# START OF Data for this task

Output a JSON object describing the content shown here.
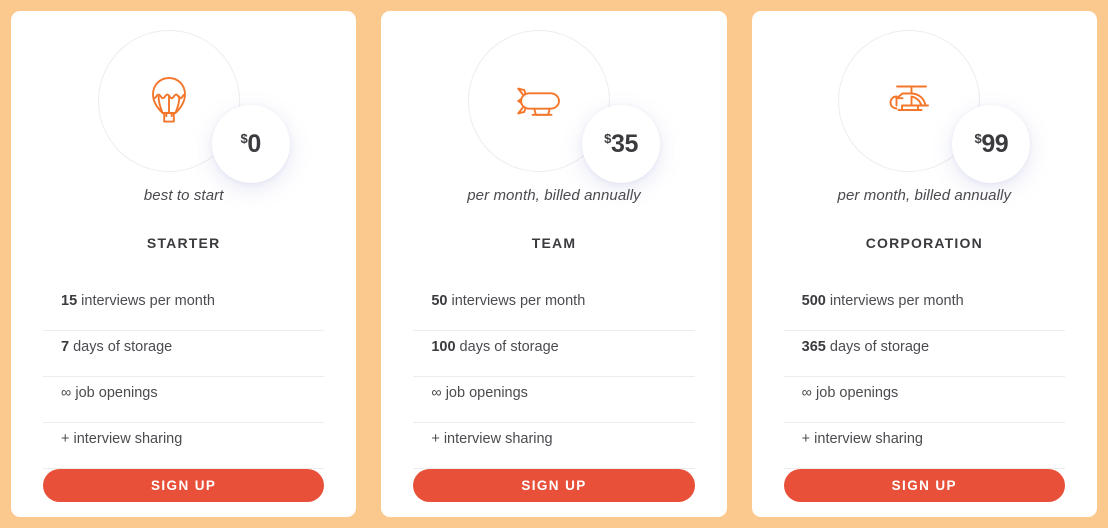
{
  "theme": {
    "page_background": "#fbc88d",
    "card_background": "#ffffff",
    "icon_color": "#f4762a",
    "button_color": "#e8503a",
    "button_text_color": "#ffffff",
    "heading_color": "#3b3b3f",
    "divider_color": "#ececec",
    "ring_color": "#ededed"
  },
  "plans": [
    {
      "icon": "hot-air-balloon-icon",
      "currency": "$",
      "price": "0",
      "tagline": "best to start",
      "name": "STARTER",
      "features": [
        {
          "qty": "15",
          "text": " interviews per month"
        },
        {
          "qty": "7",
          "text": " days of storage"
        },
        {
          "qty": "∞",
          "text": " job openings",
          "symbol": true
        },
        {
          "qty": "+",
          "text": " interview sharing",
          "symbol": true
        }
      ],
      "cta": "SIGN UP"
    },
    {
      "icon": "zeppelin-icon",
      "currency": "$",
      "price": "35",
      "tagline": "per month, billed annually",
      "name": "TEAM",
      "features": [
        {
          "qty": "50",
          "text": " interviews per month"
        },
        {
          "qty": "100",
          "text": " days of storage"
        },
        {
          "qty": "∞",
          "text": " job openings",
          "symbol": true
        },
        {
          "qty": "+",
          "text": " interview sharing",
          "symbol": true
        }
      ],
      "cta": "SIGN UP"
    },
    {
      "icon": "helicopter-icon",
      "currency": "$",
      "price": "99",
      "tagline": "per month, billed annually",
      "name": "CORPORATION",
      "features": [
        {
          "qty": "500",
          "text": " interviews per month"
        },
        {
          "qty": "365",
          "text": " days of storage"
        },
        {
          "qty": "∞",
          "text": " job openings",
          "symbol": true
        },
        {
          "qty": "+",
          "text": " interview sharing",
          "symbol": true
        }
      ],
      "cta": "SIGN UP"
    }
  ]
}
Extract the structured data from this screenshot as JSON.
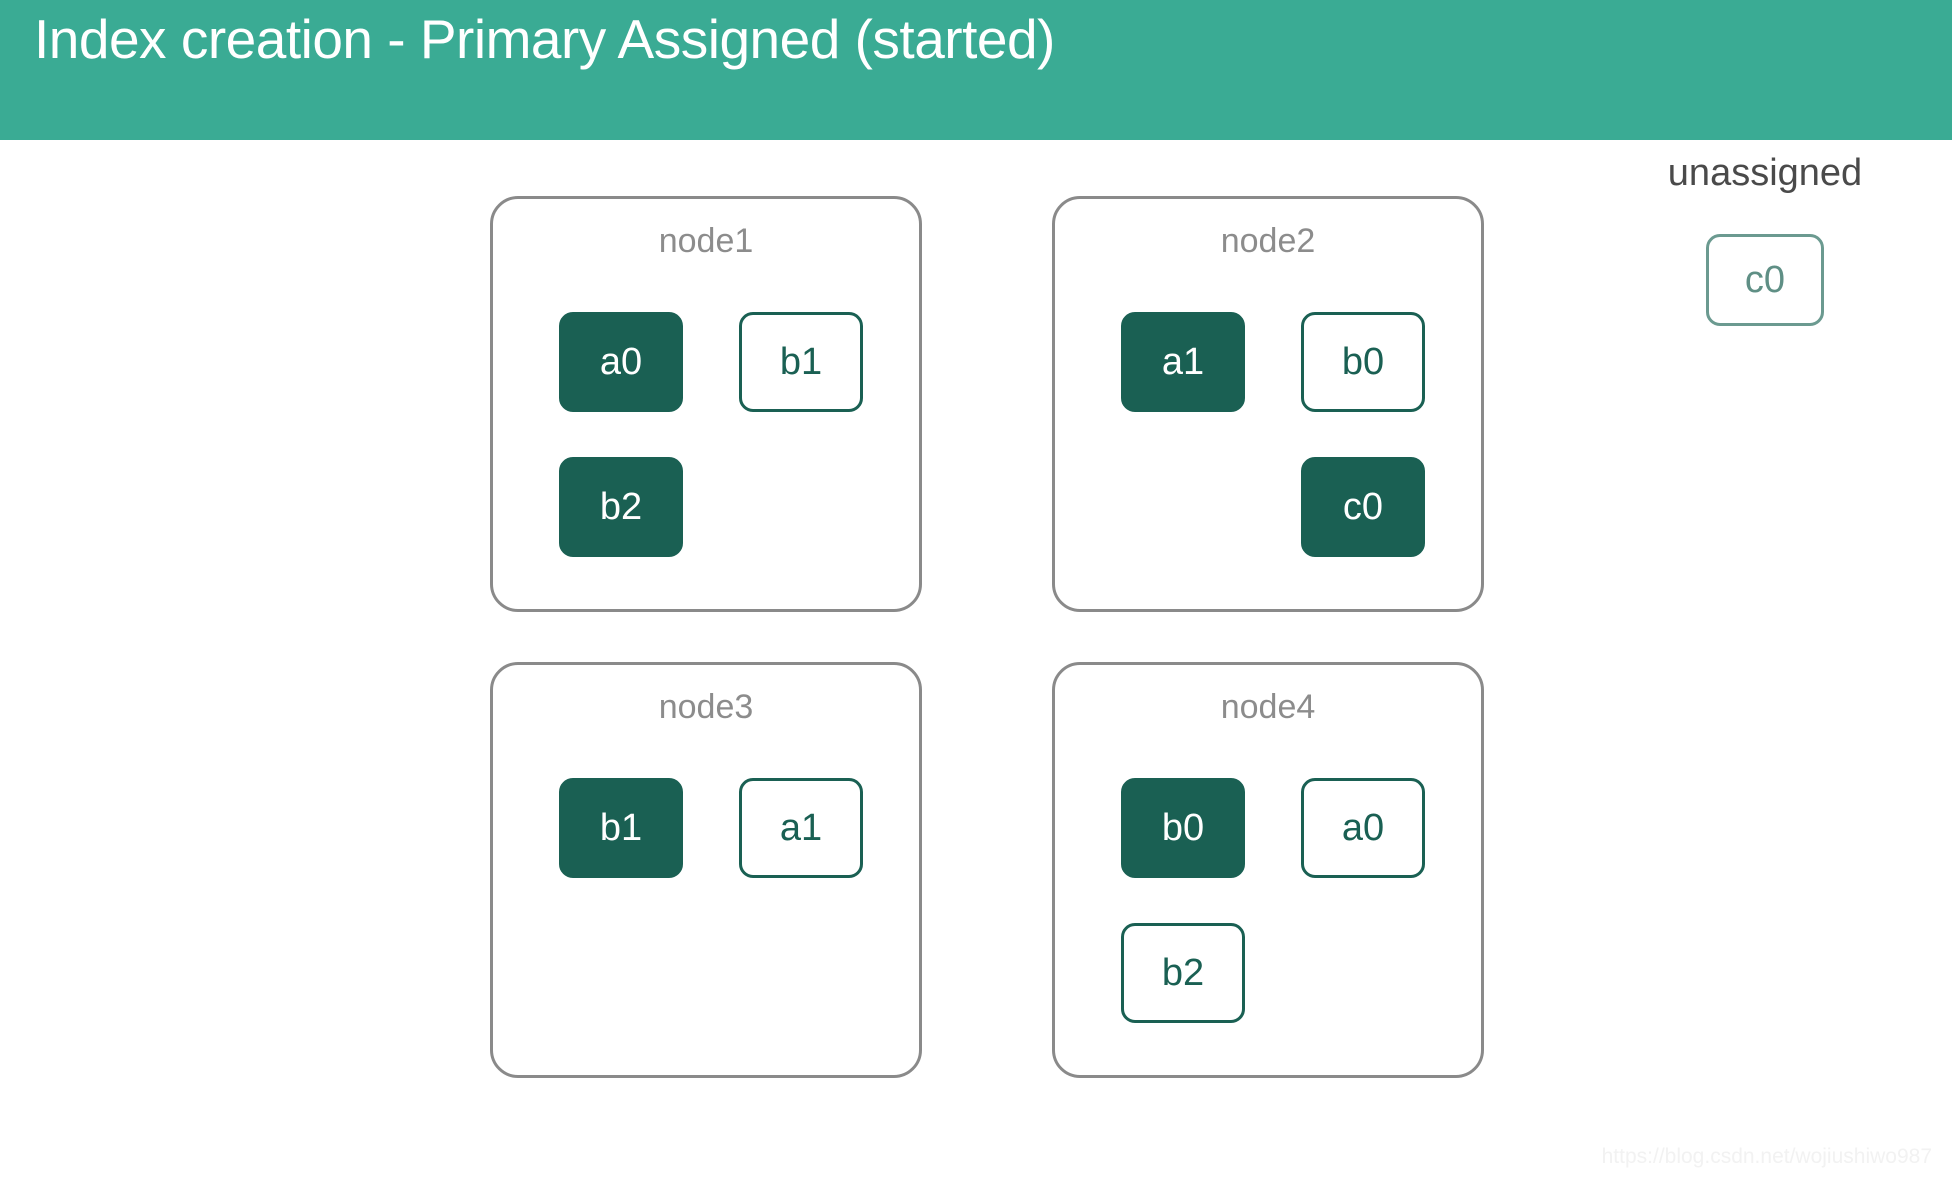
{
  "header": {
    "title": "Index creation - Primary Assigned (started)",
    "background_color": "#3aab94",
    "text_color": "#ffffff"
  },
  "colors": {
    "primary_shard_fill": "#1a6053",
    "primary_shard_text": "#ffffff",
    "replica_shard_border": "#1a6053",
    "replica_shard_text": "#1a6053",
    "unassigned_shard_border": "#6b9a90",
    "unassigned_shard_text": "#5f8f85",
    "node_border": "#8a8a8a",
    "node_label": "#8c8c8c",
    "canvas_background": "#ffffff"
  },
  "nodes": [
    {
      "label": "node1",
      "rows": [
        {
          "left": {
            "text": "a0",
            "state": "primary"
          },
          "right": {
            "text": "b1",
            "state": "replica"
          }
        },
        {
          "left": {
            "text": "b2",
            "state": "primary"
          },
          "right": {
            "text": "",
            "state": "empty"
          }
        }
      ]
    },
    {
      "label": "node2",
      "rows": [
        {
          "left": {
            "text": "a1",
            "state": "primary"
          },
          "right": {
            "text": "b0",
            "state": "replica"
          }
        },
        {
          "left": {
            "text": "",
            "state": "empty"
          },
          "right": {
            "text": "c0",
            "state": "primary"
          }
        }
      ]
    },
    {
      "label": "node3",
      "rows": [
        {
          "left": {
            "text": "b1",
            "state": "primary"
          },
          "right": {
            "text": "a1",
            "state": "replica"
          }
        },
        {
          "left": {
            "text": "",
            "state": "empty"
          },
          "right": {
            "text": "",
            "state": "empty"
          }
        }
      ]
    },
    {
      "label": "node4",
      "rows": [
        {
          "left": {
            "text": "b0",
            "state": "primary"
          },
          "right": {
            "text": "a0",
            "state": "replica"
          }
        },
        {
          "left": {
            "text": "b2",
            "state": "replica"
          },
          "right": {
            "text": "",
            "state": "empty"
          }
        }
      ]
    }
  ],
  "unassigned": {
    "label": "unassigned",
    "items": [
      {
        "text": "c0",
        "state": "unassigned"
      }
    ]
  },
  "watermark": {
    "text": "https://blog.csdn.net/wojiushiwo987"
  }
}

# END OF Data for this task

Task objective:
Return the material word for word. Pictures are not part of the copy.

Expected answer:
Output a JSON object describing the content shown here.
{
  "theme": {
    "page_background": "#fbc88d",
    "card_background": "#ffffff",
    "icon_color": "#f4762a",
    "button_color": "#e8503a",
    "button_text_color": "#ffffff",
    "heading_color": "#3b3b3f",
    "divider_color": "#ececec",
    "ring_color": "#ededed"
  },
  "plans": [
    {
      "icon": "hot-air-balloon-icon",
      "currency": "$",
      "price": "0",
      "tagline": "best to start",
      "name": "STARTER",
      "features": [
        {
          "qty": "15",
          "text": " interviews per month"
        },
        {
          "qty": "7",
          "text": " days of storage"
        },
        {
          "qty": "∞",
          "text": " job openings",
          "symbol": true
        },
        {
          "qty": "+",
          "text": " interview sharing",
          "symbol": true
        }
      ],
      "cta": "SIGN UP"
    },
    {
      "icon": "zeppelin-icon",
      "currency": "$",
      "price": "35",
      "tagline": "per month, billed annually",
      "name": "TEAM",
      "features": [
        {
          "qty": "50",
          "text": " interviews per month"
        },
        {
          "qty": "100",
          "text": " days of storage"
        },
        {
          "qty": "∞",
          "text": " job openings",
          "symbol": true
        },
        {
          "qty": "+",
          "text": " interview sharing",
          "symbol": true
        }
      ],
      "cta": "SIGN UP"
    },
    {
      "icon": "helicopter-icon",
      "currency": "$",
      "price": "99",
      "tagline": "per month, billed annually",
      "name": "CORPORATION",
      "features": [
        {
          "qty": "500",
          "text": " interviews per month"
        },
        {
          "qty": "365",
          "text": " days of storage"
        },
        {
          "qty": "∞",
          "text": " job openings",
          "symbol": true
        },
        {
          "qty": "+",
          "text": " interview sharing",
          "symbol": true
        }
      ],
      "cta": "SIGN UP"
    }
  ]
}
Extract the structured data from this screenshot as JSON.
{
  "header": {
    "title": "Index creation - Primary Assigned (started)",
    "background_color": "#3aab94",
    "text_color": "#ffffff"
  },
  "colors": {
    "primary_shard_fill": "#1a6053",
    "primary_shard_text": "#ffffff",
    "replica_shard_border": "#1a6053",
    "replica_shard_text": "#1a6053",
    "unassigned_shard_border": "#6b9a90",
    "unassigned_shard_text": "#5f8f85",
    "node_border": "#8a8a8a",
    "node_label": "#8c8c8c",
    "canvas_background": "#ffffff"
  },
  "nodes": [
    {
      "label": "node1",
      "rows": [
        {
          "left": {
            "text": "a0",
            "state": "primary"
          },
          "right": {
            "text": "b1",
            "state": "replica"
          }
        },
        {
          "left": {
            "text": "b2",
            "state": "primary"
          },
          "right": {
            "text": "",
            "state": "empty"
          }
        }
      ]
    },
    {
      "label": "node2",
      "rows": [
        {
          "left": {
            "text": "a1",
            "state": "primary"
          },
          "right": {
            "text": "b0",
            "state": "replica"
          }
        },
        {
          "left": {
            "text": "",
            "state": "empty"
          },
          "right": {
            "text": "c0",
            "state": "primary"
          }
        }
      ]
    },
    {
      "label": "node3",
      "rows": [
        {
          "left": {
            "text": "b1",
            "state": "primary"
          },
          "right": {
            "text": "a1",
            "state": "replica"
          }
        },
        {
          "left": {
            "text": "",
            "state": "empty"
          },
          "right": {
            "text": "",
            "state": "empty"
          }
        }
      ]
    },
    {
      "label": "node4",
      "rows": [
        {
          "left": {
            "text": "b0",
            "state": "primary"
          },
          "right": {
            "text": "a0",
            "state": "replica"
          }
        },
        {
          "left": {
            "text": "b2",
            "state": "replica"
          },
          "right": {
            "text": "",
            "state": "empty"
          }
        }
      ]
    }
  ],
  "unassigned": {
    "label": "unassigned",
    "items": [
      {
        "text": "c0",
        "state": "unassigned"
      }
    ]
  },
  "watermark": {
    "text": "https://blog.csdn.net/wojiushiwo987"
  }
}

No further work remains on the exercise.